[Dataset items]

━━━━━━━━━━

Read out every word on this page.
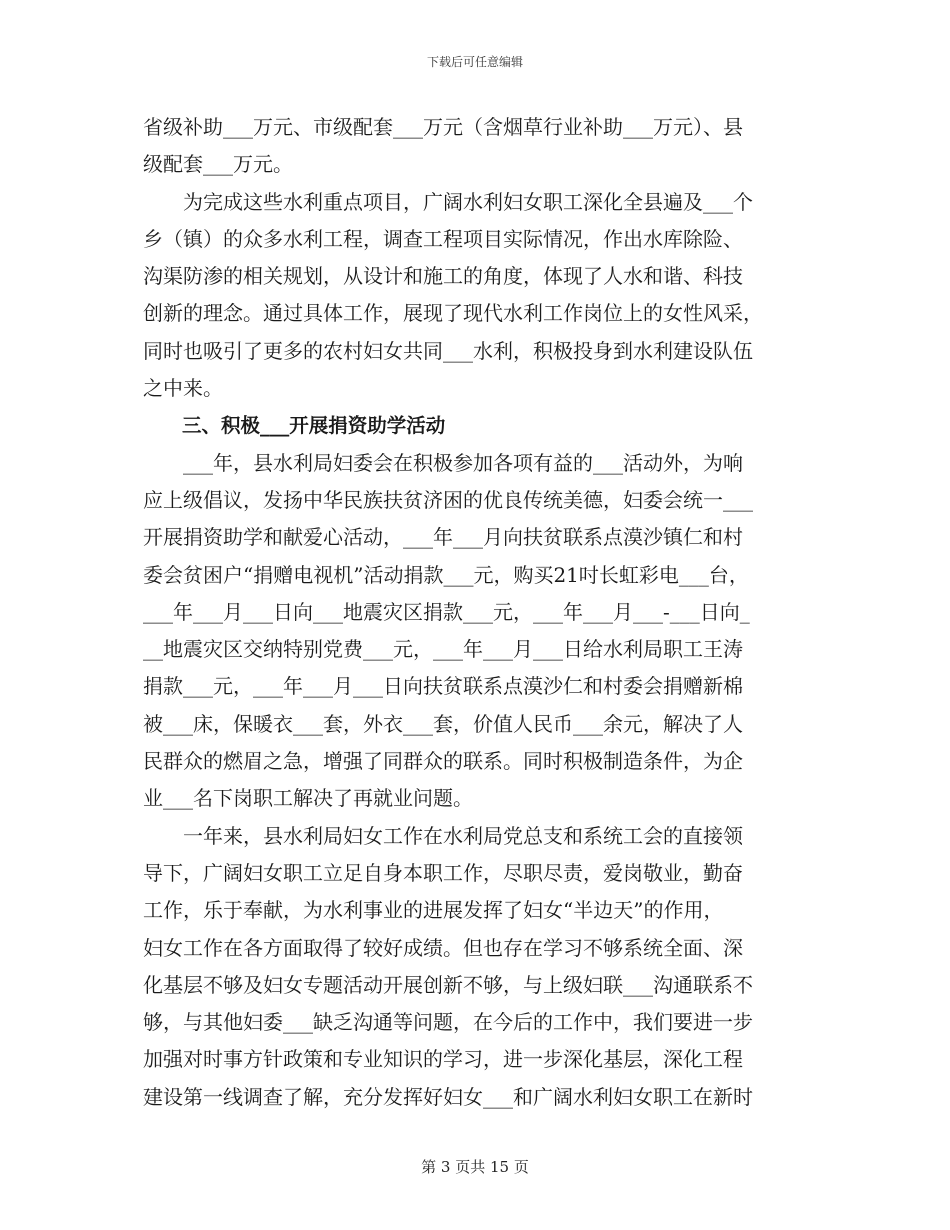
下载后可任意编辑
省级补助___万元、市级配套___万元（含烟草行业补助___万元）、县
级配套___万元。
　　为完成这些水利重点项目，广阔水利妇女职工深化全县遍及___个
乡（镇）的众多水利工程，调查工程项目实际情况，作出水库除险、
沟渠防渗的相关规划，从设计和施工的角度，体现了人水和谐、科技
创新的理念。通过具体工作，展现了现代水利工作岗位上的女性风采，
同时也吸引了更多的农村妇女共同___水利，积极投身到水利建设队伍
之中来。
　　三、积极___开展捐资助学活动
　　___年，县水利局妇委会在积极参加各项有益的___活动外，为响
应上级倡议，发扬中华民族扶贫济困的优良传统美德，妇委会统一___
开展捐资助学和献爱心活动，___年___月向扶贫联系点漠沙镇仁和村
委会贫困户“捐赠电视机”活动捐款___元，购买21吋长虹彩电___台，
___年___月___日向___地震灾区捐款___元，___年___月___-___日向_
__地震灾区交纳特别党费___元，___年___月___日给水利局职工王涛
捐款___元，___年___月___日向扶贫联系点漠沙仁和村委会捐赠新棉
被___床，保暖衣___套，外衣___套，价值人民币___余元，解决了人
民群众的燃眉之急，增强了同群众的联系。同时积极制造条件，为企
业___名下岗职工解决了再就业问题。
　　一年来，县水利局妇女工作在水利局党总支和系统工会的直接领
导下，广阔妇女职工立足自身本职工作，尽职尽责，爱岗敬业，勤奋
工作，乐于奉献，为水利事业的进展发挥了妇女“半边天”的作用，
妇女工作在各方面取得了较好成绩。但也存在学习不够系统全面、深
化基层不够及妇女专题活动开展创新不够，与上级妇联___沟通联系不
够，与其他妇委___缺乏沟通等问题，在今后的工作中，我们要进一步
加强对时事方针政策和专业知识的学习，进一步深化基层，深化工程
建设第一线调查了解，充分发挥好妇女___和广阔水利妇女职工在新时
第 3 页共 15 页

━━━━━━━━━━

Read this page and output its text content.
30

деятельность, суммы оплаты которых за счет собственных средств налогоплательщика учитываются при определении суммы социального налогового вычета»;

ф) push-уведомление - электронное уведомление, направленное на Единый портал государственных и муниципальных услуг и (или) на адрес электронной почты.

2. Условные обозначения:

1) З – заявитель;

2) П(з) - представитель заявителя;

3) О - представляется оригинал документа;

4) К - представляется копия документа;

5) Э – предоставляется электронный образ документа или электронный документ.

━━━━━━━━━━

» **To be done**
Go through the material and copy out every line with "Read" in it.

» **Expected answer**
Read out every word on this page.
Read this page and output its text content.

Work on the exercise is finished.